■ WHAT THE EXERCISE ASKS: For the records below, give the count of lines holding the word "name" and nothing more.

■ PROVIDED INFORMATION:
★ ★ ★ ★

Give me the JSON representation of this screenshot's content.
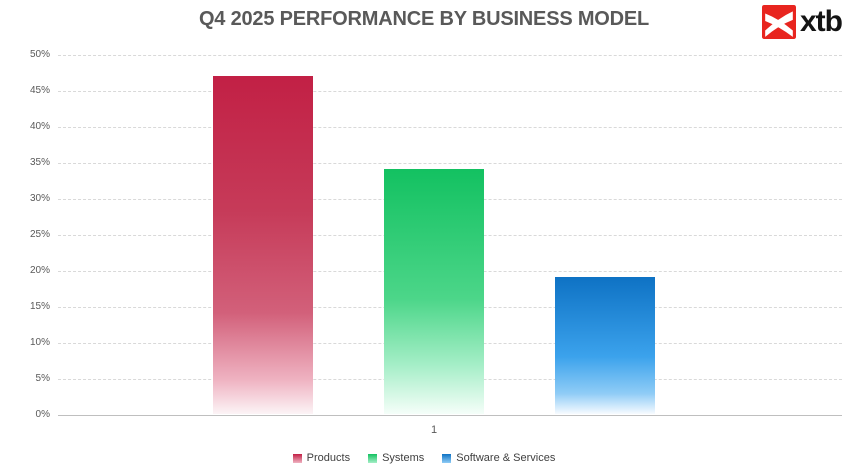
{
  "header": {
    "title": "Q4 2025 PERFORMANCE BY BUSINESS MODEL",
    "brand": {
      "logo_text": "xtb",
      "logo_red": "#E8251F",
      "logo_text_color": "#141414"
    }
  },
  "chart_data": {
    "type": "bar",
    "title": "Q4 2025 PERFORMANCE BY BUSINESS MODEL",
    "categories": [
      "1"
    ],
    "series": [
      {
        "name": "Products",
        "values": [
          47
        ],
        "color": "#C22045",
        "gradient": [
          [
            "0%",
            "#C22045"
          ],
          [
            "40%",
            "#C63B59"
          ],
          [
            "70%",
            "#D2607A"
          ],
          [
            "90%",
            "#EFB3C2"
          ],
          [
            "100%",
            "#FCF4F6"
          ]
        ]
      },
      {
        "name": "Systems",
        "values": [
          34
        ],
        "color": "#13C161",
        "gradient": [
          [
            "0%",
            "#13C161"
          ],
          [
            "53%",
            "#4CD689"
          ],
          [
            "80%",
            "#A5EEC7"
          ],
          [
            "100%",
            "#F5FEF9"
          ]
        ]
      },
      {
        "name": "Software & Services",
        "values": [
          19
        ],
        "color": "#0E72C4",
        "gradient": [
          [
            "0%",
            "#0E72C4"
          ],
          [
            "58%",
            "#3BA2EC"
          ],
          [
            "85%",
            "#8FCCF6"
          ],
          [
            "100%",
            "#F7FBFF"
          ]
        ]
      }
    ],
    "xlabel": "",
    "ylabel": "",
    "ylim": [
      0,
      50
    ],
    "ytick_step": 5,
    "yticks": [
      "0%",
      "5%",
      "10%",
      "15%",
      "20%",
      "25%",
      "30%",
      "35%",
      "40%",
      "45%",
      "50%"
    ],
    "grid": "horizontal-dashed",
    "legend_position": "bottom",
    "legend": [
      "Products",
      "Systems",
      "Software & Services"
    ]
  },
  "colors": {
    "background": "#FFFFFF",
    "title_text": "#595959",
    "axis_text": "#595959",
    "gridline": "#D9D9D9",
    "axis_line": "#BFBFBF",
    "legend_text": "#404040"
  }
}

★ ★ ★ ★

■ COMPLETE OUTPUT: 3